(Direction) Give only the number of lines in the data that include the string "Digital".

(Given records)
= = =

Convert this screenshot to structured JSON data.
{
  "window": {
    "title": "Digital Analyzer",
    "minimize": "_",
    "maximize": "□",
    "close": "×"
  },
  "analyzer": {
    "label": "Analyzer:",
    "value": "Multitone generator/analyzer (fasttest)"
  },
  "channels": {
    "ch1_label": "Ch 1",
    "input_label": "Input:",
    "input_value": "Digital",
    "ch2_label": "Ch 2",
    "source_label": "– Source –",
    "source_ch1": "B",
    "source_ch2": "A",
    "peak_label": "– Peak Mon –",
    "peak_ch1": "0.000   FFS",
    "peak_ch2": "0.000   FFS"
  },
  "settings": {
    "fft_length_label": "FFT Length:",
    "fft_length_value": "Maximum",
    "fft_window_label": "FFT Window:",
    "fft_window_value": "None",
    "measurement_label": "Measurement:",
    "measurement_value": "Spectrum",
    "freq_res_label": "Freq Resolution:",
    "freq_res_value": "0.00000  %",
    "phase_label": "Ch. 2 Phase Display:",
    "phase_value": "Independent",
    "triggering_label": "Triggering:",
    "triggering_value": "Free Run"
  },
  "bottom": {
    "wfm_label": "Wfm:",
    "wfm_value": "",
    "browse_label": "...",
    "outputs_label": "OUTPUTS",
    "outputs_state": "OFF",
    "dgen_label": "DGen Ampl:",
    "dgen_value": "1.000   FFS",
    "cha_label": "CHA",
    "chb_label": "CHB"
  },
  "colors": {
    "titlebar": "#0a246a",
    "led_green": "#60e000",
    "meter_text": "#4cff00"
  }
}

= = =

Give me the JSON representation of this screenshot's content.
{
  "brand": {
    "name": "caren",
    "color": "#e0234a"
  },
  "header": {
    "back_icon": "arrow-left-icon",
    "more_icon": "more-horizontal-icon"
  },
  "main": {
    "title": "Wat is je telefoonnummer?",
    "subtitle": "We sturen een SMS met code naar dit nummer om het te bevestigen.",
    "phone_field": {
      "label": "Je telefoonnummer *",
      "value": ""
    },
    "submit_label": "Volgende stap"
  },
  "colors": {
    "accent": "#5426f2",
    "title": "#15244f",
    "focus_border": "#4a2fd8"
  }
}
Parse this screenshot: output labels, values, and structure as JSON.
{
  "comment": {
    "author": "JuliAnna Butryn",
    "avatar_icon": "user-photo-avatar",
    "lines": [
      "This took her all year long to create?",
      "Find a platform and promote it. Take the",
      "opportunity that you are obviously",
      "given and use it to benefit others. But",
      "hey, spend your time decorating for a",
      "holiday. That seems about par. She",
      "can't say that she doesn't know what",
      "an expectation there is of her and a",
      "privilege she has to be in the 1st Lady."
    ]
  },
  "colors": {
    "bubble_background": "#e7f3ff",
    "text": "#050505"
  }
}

= = =

(Complete output) 2